* Work to do
Gather all lines in the entries that include the word "STATIONS".

* Records to process

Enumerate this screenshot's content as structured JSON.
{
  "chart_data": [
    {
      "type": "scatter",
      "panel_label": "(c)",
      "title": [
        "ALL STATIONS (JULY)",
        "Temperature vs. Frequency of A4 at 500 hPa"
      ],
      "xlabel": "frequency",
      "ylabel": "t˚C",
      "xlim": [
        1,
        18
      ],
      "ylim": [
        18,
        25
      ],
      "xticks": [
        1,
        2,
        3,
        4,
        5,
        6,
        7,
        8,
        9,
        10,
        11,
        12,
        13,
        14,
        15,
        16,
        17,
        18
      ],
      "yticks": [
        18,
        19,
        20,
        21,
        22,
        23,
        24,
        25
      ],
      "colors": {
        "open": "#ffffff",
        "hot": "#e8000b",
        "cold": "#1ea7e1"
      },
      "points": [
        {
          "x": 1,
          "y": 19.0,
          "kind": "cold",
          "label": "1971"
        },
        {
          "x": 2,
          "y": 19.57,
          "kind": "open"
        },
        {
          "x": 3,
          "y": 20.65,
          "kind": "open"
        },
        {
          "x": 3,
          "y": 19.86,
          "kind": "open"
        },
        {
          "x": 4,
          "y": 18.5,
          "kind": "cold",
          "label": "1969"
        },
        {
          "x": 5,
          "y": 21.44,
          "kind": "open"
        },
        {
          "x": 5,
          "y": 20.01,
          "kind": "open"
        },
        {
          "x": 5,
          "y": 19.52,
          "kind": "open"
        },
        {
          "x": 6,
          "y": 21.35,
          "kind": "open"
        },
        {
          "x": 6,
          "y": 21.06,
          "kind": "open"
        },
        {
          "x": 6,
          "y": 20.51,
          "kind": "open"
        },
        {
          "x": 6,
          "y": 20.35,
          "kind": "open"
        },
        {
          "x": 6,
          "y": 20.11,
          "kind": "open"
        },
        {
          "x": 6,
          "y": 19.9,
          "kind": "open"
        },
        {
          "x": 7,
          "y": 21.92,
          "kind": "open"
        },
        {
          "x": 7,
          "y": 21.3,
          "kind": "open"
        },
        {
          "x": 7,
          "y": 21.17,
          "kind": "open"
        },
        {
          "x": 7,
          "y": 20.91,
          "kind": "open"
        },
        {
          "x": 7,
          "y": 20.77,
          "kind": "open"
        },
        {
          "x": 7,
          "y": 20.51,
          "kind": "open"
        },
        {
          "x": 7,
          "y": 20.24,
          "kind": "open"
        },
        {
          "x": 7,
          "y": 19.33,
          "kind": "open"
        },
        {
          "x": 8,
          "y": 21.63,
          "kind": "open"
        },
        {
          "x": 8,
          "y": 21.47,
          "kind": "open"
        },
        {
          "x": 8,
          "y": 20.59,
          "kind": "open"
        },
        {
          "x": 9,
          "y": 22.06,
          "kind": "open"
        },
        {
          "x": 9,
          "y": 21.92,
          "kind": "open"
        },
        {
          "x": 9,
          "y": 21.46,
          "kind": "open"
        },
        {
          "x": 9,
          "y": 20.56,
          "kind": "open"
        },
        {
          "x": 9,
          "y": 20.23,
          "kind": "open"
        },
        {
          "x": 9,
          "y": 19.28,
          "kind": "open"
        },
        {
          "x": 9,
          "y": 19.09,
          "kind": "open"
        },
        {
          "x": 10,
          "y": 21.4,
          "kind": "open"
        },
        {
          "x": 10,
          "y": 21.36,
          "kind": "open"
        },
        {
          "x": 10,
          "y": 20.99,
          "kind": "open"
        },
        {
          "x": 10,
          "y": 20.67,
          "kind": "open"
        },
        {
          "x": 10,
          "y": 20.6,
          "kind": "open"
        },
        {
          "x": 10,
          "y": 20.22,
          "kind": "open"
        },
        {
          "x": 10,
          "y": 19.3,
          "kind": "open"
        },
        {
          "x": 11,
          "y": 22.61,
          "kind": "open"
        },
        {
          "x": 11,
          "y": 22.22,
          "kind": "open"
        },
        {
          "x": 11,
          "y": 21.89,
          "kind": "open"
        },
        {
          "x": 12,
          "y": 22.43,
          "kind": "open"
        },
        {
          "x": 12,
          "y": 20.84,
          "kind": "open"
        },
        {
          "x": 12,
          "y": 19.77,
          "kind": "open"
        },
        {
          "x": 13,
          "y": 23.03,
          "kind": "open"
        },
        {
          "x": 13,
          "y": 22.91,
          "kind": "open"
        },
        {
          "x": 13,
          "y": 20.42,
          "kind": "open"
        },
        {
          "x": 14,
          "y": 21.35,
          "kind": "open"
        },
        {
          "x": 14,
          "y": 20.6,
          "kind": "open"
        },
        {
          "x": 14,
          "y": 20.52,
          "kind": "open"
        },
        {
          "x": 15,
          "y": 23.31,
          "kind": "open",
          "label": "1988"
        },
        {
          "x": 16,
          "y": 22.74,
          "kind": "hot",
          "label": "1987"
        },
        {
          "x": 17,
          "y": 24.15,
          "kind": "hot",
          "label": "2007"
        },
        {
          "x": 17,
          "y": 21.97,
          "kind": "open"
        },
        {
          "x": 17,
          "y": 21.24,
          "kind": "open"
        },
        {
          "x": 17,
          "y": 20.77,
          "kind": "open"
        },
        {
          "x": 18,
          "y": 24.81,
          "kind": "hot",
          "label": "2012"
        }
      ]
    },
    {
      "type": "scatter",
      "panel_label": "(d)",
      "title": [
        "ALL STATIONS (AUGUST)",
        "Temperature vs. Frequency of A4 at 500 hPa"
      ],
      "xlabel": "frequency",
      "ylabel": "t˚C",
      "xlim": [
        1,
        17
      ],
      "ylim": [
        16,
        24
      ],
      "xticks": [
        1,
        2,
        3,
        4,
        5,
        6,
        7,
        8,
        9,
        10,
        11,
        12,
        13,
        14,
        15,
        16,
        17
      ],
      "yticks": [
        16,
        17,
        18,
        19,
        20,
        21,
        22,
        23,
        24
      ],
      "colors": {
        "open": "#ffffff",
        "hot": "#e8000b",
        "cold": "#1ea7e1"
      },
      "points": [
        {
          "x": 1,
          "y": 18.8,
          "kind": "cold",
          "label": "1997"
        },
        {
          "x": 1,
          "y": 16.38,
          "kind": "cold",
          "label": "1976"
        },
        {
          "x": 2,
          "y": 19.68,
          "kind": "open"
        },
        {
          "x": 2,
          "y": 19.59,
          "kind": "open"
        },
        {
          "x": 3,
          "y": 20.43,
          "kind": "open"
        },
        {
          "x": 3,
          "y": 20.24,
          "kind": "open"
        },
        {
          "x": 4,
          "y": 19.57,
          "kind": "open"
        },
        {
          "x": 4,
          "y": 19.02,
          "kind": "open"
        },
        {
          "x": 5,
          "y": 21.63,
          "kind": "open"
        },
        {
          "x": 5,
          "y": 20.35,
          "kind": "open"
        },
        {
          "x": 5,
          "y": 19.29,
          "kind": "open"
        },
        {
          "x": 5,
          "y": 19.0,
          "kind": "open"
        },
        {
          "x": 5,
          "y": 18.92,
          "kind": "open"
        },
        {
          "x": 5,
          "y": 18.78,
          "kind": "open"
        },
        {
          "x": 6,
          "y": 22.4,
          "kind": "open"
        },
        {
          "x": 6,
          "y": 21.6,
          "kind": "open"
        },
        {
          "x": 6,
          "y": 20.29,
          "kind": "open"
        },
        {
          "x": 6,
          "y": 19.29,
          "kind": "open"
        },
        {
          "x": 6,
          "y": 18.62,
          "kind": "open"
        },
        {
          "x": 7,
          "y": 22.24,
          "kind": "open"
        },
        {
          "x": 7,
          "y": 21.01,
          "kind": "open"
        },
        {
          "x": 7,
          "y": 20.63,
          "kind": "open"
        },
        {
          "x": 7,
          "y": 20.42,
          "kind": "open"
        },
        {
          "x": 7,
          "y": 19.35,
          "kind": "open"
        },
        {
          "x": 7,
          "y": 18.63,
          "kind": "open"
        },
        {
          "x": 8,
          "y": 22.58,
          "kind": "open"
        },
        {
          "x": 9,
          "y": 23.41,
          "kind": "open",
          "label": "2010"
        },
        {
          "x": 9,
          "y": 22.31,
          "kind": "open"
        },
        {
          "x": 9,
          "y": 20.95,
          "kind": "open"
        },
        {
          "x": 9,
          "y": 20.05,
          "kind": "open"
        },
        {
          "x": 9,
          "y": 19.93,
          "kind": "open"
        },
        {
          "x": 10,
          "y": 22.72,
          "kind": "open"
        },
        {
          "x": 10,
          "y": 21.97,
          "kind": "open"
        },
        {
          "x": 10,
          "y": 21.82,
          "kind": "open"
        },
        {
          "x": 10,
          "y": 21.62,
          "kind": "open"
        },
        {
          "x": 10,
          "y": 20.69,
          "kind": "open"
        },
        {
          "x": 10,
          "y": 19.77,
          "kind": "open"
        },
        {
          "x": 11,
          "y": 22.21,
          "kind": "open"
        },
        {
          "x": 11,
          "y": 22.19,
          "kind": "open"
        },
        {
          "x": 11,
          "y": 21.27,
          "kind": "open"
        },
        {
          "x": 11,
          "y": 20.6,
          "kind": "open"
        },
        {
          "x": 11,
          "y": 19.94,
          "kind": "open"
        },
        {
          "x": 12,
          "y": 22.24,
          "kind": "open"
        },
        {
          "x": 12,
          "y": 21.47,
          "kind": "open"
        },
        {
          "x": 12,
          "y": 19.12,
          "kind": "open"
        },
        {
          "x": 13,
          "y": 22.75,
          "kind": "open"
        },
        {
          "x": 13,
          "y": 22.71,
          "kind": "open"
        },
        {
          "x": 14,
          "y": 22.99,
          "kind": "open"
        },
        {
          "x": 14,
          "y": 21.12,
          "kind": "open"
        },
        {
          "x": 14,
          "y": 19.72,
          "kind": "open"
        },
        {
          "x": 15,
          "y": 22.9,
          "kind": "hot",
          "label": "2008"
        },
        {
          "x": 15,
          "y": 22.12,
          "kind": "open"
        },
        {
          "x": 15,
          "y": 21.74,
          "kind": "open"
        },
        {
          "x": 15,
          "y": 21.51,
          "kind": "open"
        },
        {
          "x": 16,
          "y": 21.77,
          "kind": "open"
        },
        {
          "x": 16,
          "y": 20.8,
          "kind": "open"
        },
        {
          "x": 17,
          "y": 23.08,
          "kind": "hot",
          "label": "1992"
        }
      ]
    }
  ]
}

* Result of this exercise
        "ALL STATIONS (JULY)",
        "ALL STATIONS (AUGUST)",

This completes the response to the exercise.